● **Work to do**
Omit the pictures and output every entry below exactly as written.

[Items from a dataset]
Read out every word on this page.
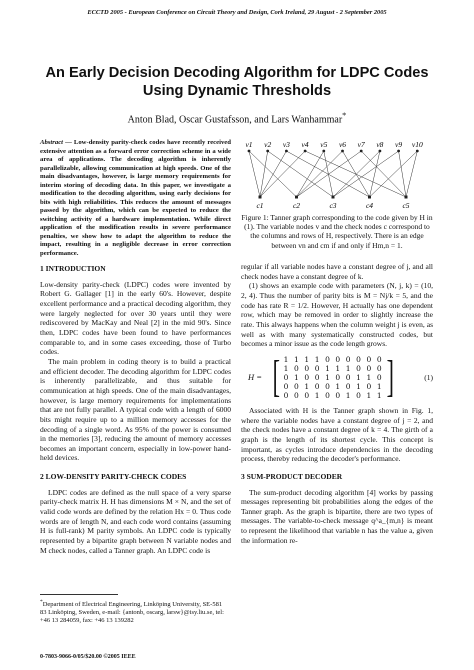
ECCTD 2005 - European Conference on Circuit Theory and Design, Cork Ireland, 29 August - 2 September 2005
An Early Decision Decoding Algorithm for LDPC Codes
Using Dynamic Thresholds
Anton Blad, Oscar Gustafsson, and Lars Wanhammar*

Abstract — Low-density parity-check codes have recently received extensive attention as a forward error correction scheme in a wide area of applications. The decoding algorithm is inherently parallelizable, allowing communication at high speeds. One of the main disadvantages, however, is large memory requirements for interim storing of decoding data. In this paper, we investigate a modification to the decoding algorithm, using early decisions for bits with high reliabilities. This reduces the amount of messages passed by the algorithm, which can be expected to reduce the switching activity of a hardware implementation. While direct application of the modification results in severe performance penalties, we show how to adapt the algorithm to reduce the impact, resulting in a negligible decrease in error correction performance.

1 INTRODUCTION

Low-density parity-check (LDPC) codes were invented by Robert G. Gallager [1] in the early 60's. However, despite excellent performance and a practical decoding algorithm, they were largely neglected for over 30 years until they were rediscovered by MacKay and Neal [2] in the mid 90's. Since then, LDPC codes have been found to have performances comparable to, and in some cases exceeding, those of Turbo codes.

The main problem in coding theory is to build a practical and efficient decoder. The decoding algorithm for LDPC codes is inherently parallelizable, and thus suitable for communication at high speeds. One of the main disadvantages, however, is large memory requirements for implementations that are not fully parallel. A typical code with a length of 6000 bits might require up to a million memory accesses for the decoding of a single word. As 95% of the power is consumed in the memories [3], reducing the amount of memory accesses becomes an important concern, especially in low-power hand-held devices.

2 LOW-DENSITY PARITY-CHECK CODES

LDPC codes are defined as the null space of a very sparse parity-check matrix H. H has dimensions M × N, and the set of valid code words are defined by the relation Hx = 0. Thus code words are of length N, and each code word contains (assuming H is full-rank) M parity symbols. An LDPC code is typically represented by a bipartite graph between N variable nodes and M check nodes, called a Tanner graph. An LDPC code is

*Department of Electrical Engineering, Linköping University, SE-581 83 Linköping, Sweden, e-mail: {antonb, oscarg, larsw}@isy.liu.se, tel: +46 13 284059, fax: +46 13 139282
0-7803-9066-0/05/$20.00 ©2005 IEEE
v1 v2 v3 v4 v5 v6 v7 v8 v9 v10
c1	c2	c3	c4	c5
Figure 1: Tanner graph corresponding to the code given by H in (1). The variable nodes v and the check nodes c correspond to the columns and rows of H, respectively. There is an edge between vn and cm if and only if Hm,n = 1.

regular if all variable nodes have a constant degree of j, and all check nodes have a constant degree of k.

(1) shows an example code with parameters (N, j, k) = (10, 2, 4). Thus the number of parity bits is M = Nj/k = 5, and the code has rate R = 1/2. However, H actually has one dependent row, which may be removed in order to slightly increase the rate. This always happens when the column weight j is even, as well as with many systematically constructed codes, but becomes a minor issue as the code length grows.

H = [ 1 1 1 1 0 0 0 0 0 0
1 0 0 0 1 1 1 0 0 0
0 1 0 0 1 0 0 1 1 0
0 0 1 0 0 1 0 1 0 1
0 0 0 1 0 0 1 0 1 1 ]	(1)

Associated with H is the Tanner graph shown in Fig. 1, where the variable nodes have a constant degree of j = 2, and the check nodes have a constant degree of k = 4. The girth of a graph is the length of its shortest cycle. This concept is important, as cycles introduce dependencies in the decoding process, thereby reducing the decoder's performance.

3 SUM-PRODUCT DECODER

The sum-product decoding algorithm [4] works by passing messages representing bit probabilities along the edges of the Tanner graph. As the graph is bipartite, there are two types of messages. The variable-to-check message q^a_{m,n} is meant to represent the likelihood that variable n has the value a, given the information re-
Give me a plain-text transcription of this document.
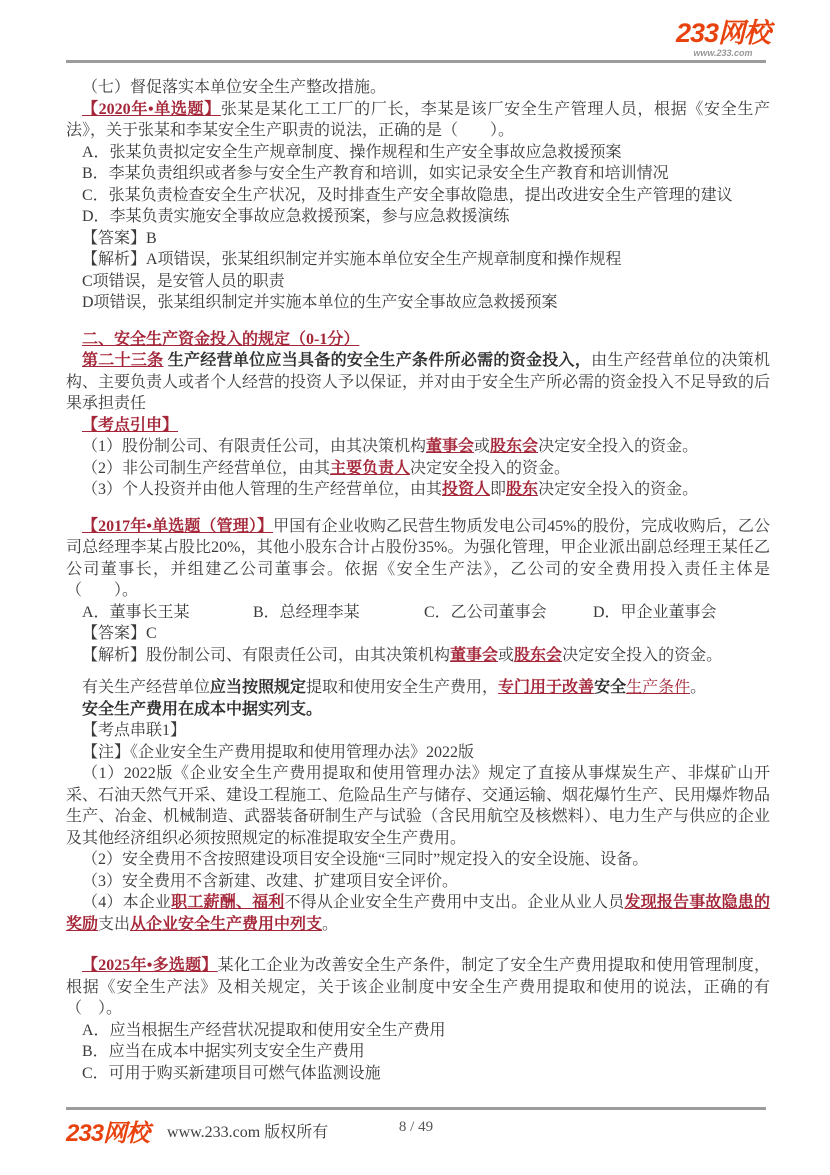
233网校
www.233.com

（七）督促落实本单位安全生产整改措施。

【2020年•单选题】张某是某化工工厂的厂长，李某是该厂安全生产管理人员，根据《安全生产法》，关于张某和李某安全生产职责的说法，正确的是（　　）。

A．张某负责拟定安全生产规章制度、操作规程和生产安全事故应急救援预案

B．李某负责组织或者参与安全生产教育和培训，如实记录安全生产教育和培训情况

C．张某负责检查安全生产状况，及时排查生产安全事故隐患，提出改进安全生产管理的建议

D．李某负责实施安全事故应急救援预案，参与应急救援演练

【答案】B

【解析】A项错误，张某组织制定并实施本单位安全生产规章制度和操作规程

C项错误，是安管人员的职责

D项错误，张某组织制定并实施本单位的生产安全事故应急救援预案

二、安全生产资金投入的规定（0-1分）

第二十三条 生产经营单位应当具备的安全生产条件所必需的资金投入，由生产经营单位的决策机构、主要负责人或者个人经营的投资人予以保证，并对由于安全生产所必需的资金投入不足导致的后果承担责任

【考点引申】

（1）股份制公司、有限责任公司，由其决策机构董事会或股东会决定安全投入的资金。

（2）非公司制生产经营单位，由其主要负责人决定安全投入的资金。

（3）个人投资并由他人管理的生产经营单位，由其投资人即股东决定安全投入的资金。

【2017年•单选题（管理）】甲国有企业收购乙民营生物质发电公司45%的股份，完成收购后，乙公司总经理李某占股比20%，其他小股东合计占股份35%。为强化管理，甲企业派出副总经理王某任乙公司董事长，并组建乙公司董事会。依据《安全生产法》，乙公司的安全费用投入责任主体是（　　）。

A．董事长王某	B．总经理李某	C．乙公司董事会	D．甲企业董事会

【答案】C

【解析】股份制公司、有限责任公司，由其决策机构董事会或股东会决定安全投入的资金。

有关生产经营单位应当按照规定提取和使用安全生产费用，专门用于改善安全生产条件。

安全生产费用在成本中据实列支。

【考点串联1】

【注】《企业安全生产费用提取和使用管理办法》2022版

（1）2022版《企业安全生产费用提取和使用管理办法》规定了直接从事煤炭生产、非煤矿山开采、石油天然气开采、建设工程施工、危险品生产与储存、交通运输、烟花爆竹生产、民用爆炸物品生产、冶金、机械制造、武器装备研制生产与试验（含民用航空及核燃料）、电力生产与供应的企业及其他经济组织必须按照规定的标准提取安全生产费用。

（2）安全费用不含按照建设项目安全设施“三同时”规定投入的安全设施、设备。

（3）安全费用不含新建、改建、扩建项目安全评价。

（4）本企业职工薪酬、福利不得从企业安全生产费用中支出。企业从业人员发现报告事故隐患的奖励支出从企业安全生产费用中列支。

【2025年•多选题】某化工企业为改善安全生产条件，制定了安全生产费用提取和使用管理制度，根据《安全生产法》及相关规定，关于该企业制度中安全生产费用提取和使用的说法，正确的有（　）。

A．应当根据生产经营状况提取和使用安全生产费用

B．应当在成本中据实列支安全生产费用

C．可用于购买新建项目可燃气体监测设施

233网校 www.233.com 版权所有	8 / 49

● **Completed exercise**
Read out every word on this page.
ECCTD 2005 - European Conference on Circuit Theory and Design, Cork Ireland, 29 August - 2 September 2005
An Early Decision Decoding Algorithm for LDPC Codes
Using Dynamic Thresholds
Anton Blad, Oscar Gustafsson, and Lars Wanhammar*

Abstract — Low-density parity-check codes have recently received extensive attention as a forward error correction scheme in a wide area of applications. The decoding algorithm is inherently parallelizable, allowing communication at high speeds. One of the main disadvantages, however, is large memory requirements for interim storing of decoding data. In this paper, we investigate a modification to the decoding algorithm, using early decisions for bits with high reliabilities. This reduces the amount of messages passed by the algorithm, which can be expected to reduce the switching activity of a hardware implementation. While direct application of the modification results in severe performance penalties, we show how to adapt the algorithm to reduce the impact, resulting in a negligible decrease in error correction performance.

1 INTRODUCTION

Low-density parity-check (LDPC) codes were invented by Robert G. Gallager [1] in the early 60's. However, despite excellent performance and a practical decoding algorithm, they were largely neglected for over 30 years until they were rediscovered by MacKay and Neal [2] in the mid 90's. Since then, LDPC codes have been found to have performances comparable to, and in some cases exceeding, those of Turbo codes.

The main problem in coding theory is to build a practical and efficient decoder. The decoding algorithm for LDPC codes is inherently parallelizable, and thus suitable for communication at high speeds. One of the main disadvantages, however, is large memory requirements for implementations that are not fully parallel. A typical code with a length of 6000 bits might require up to a million memory accesses for the decoding of a single word. As 95% of the power is consumed in the memories [3], reducing the amount of memory accesses becomes an important concern, especially in low-power hand-held devices.

2 LOW-DENSITY PARITY-CHECK CODES

LDPC codes are defined as the null space of a very sparse parity-check matrix H. H has dimensions M × N, and the set of valid code words are defined by the relation Hx = 0. Thus code words are of length N, and each code word contains (assuming H is full-rank) M parity symbols. An LDPC code is typically represented by a bipartite graph between N variable nodes and M check nodes, called a Tanner graph. An LDPC code is

*Department of Electrical Engineering, Linköping University, SE-581 83 Linköping, Sweden, e-mail: {antonb, oscarg, larsw}@isy.liu.se, tel: +46 13 284059, fax: +46 13 139282
0-7803-9066-0/05/$20.00 ©2005 IEEE
v1 v2 v3 v4 v5 v6 v7 v8 v9 v10
c1	c2	c3	c4	c5
Figure 1: Tanner graph corresponding to the code given by H in (1). The variable nodes v and the check nodes c correspond to the columns and rows of H, respectively. There is an edge between vn and cm if and only if Hm,n = 1.

regular if all variable nodes have a constant degree of j, and all check nodes have a constant degree of k.

(1) shows an example code with parameters (N, j, k) = (10, 2, 4). Thus the number of parity bits is M = Nj/k = 5, and the code has rate R = 1/2. However, H actually has one dependent row, which may be removed in order to slightly increase the rate. This always happens when the column weight j is even, as well as with many systematically constructed codes, but becomes a minor issue as the code length grows.

H = [ 1 1 1 1 0 0 0 0 0 0
1 0 0 0 1 1 1 0 0 0
0 1 0 0 1 0 0 1 1 0
0 0 1 0 0 1 0 1 0 1
0 0 0 1 0 0 1 0 1 1 ]	(1)

Associated with H is the Tanner graph shown in Fig. 1, where the variable nodes have a constant degree of j = 2, and the check nodes have a constant degree of k = 4. The girth of a graph is the length of its shortest cycle. This concept is important, as cycles introduce dependencies in the decoding process, thereby reducing the decoder's performance.

3 SUM-PRODUCT DECODER

The sum-product decoding algorithm [4] works by passing messages representing bit probabilities along the edges of the Tanner graph. As the graph is bipartite, there are two types of messages. The variable-to-check message q^a_{m,n} is meant to represent the likelihood that variable n has the value a, given the information re-
Give me a plain-text transcription of this document.
233网校
www.233.com

（七）督促落实本单位安全生产整改措施。

【2020年•单选题】张某是某化工工厂的厂长，李某是该厂安全生产管理人员，根据《安全生产法》，关于张某和李某安全生产职责的说法，正确的是（　　）。

A．张某负责拟定安全生产规章制度、操作规程和生产安全事故应急救援预案

B．李某负责组织或者参与安全生产教育和培训，如实记录安全生产教育和培训情况

C．张某负责检查安全生产状况，及时排查生产安全事故隐患，提出改进安全生产管理的建议

D．李某负责实施安全事故应急救援预案，参与应急救援演练

【答案】B

【解析】A项错误，张某组织制定并实施本单位安全生产规章制度和操作规程

C项错误，是安管人员的职责

D项错误，张某组织制定并实施本单位的生产安全事故应急救援预案

二、安全生产资金投入的规定（0-1分）

第二十三条 生产经营单位应当具备的安全生产条件所必需的资金投入，由生产经营单位的决策机构、主要负责人或者个人经营的投资人予以保证，并对由于安全生产所必需的资金投入不足导致的后果承担责任

【考点引申】

（1）股份制公司、有限责任公司，由其决策机构董事会或股东会决定安全投入的资金。

（2）非公司制生产经营单位，由其主要负责人决定安全投入的资金。

（3）个人投资并由他人管理的生产经营单位，由其投资人即股东决定安全投入的资金。

【2017年•单选题（管理）】甲国有企业收购乙民营生物质发电公司45%的股份，完成收购后，乙公司总经理李某占股比20%，其他小股东合计占股份35%。为强化管理，甲企业派出副总经理王某任乙公司董事长，并组建乙公司董事会。依据《安全生产法》，乙公司的安全费用投入责任主体是（　　）。

A．董事长王某	B．总经理李某	C．乙公司董事会	D．甲企业董事会

【答案】C

【解析】股份制公司、有限责任公司，由其决策机构董事会或股东会决定安全投入的资金。

有关生产经营单位应当按照规定提取和使用安全生产费用，专门用于改善安全生产条件。

安全生产费用在成本中据实列支。

【考点串联1】

【注】《企业安全生产费用提取和使用管理办法》2022版

（1）2022版《企业安全生产费用提取和使用管理办法》规定了直接从事煤炭生产、非煤矿山开采、石油天然气开采、建设工程施工、危险品生产与储存、交通运输、烟花爆竹生产、民用爆炸物品生产、冶金、机械制造、武器装备研制生产与试验（含民用航空及核燃料）、电力生产与供应的企业及其他经济组织必须按照规定的标准提取安全生产费用。

（2）安全费用不含按照建设项目安全设施“三同时”规定投入的安全设施、设备。

（3）安全费用不含新建、改建、扩建项目安全评价。

（4）本企业职工薪酬、福利不得从企业安全生产费用中支出。企业从业人员发现报告事故隐患的奖励支出从企业安全生产费用中列支。

【2025年•多选题】某化工企业为改善安全生产条件，制定了安全生产费用提取和使用管理制度，根据《安全生产法》及相关规定，关于该企业制度中安全生产费用提取和使用的说法，正确的有（　）。

A．应当根据生产经营状况提取和使用安全生产费用

B．应当在成本中据实列支安全生产费用

C．可用于购买新建项目可燃气体监测设施

233网校 www.233.com 版权所有	8 / 49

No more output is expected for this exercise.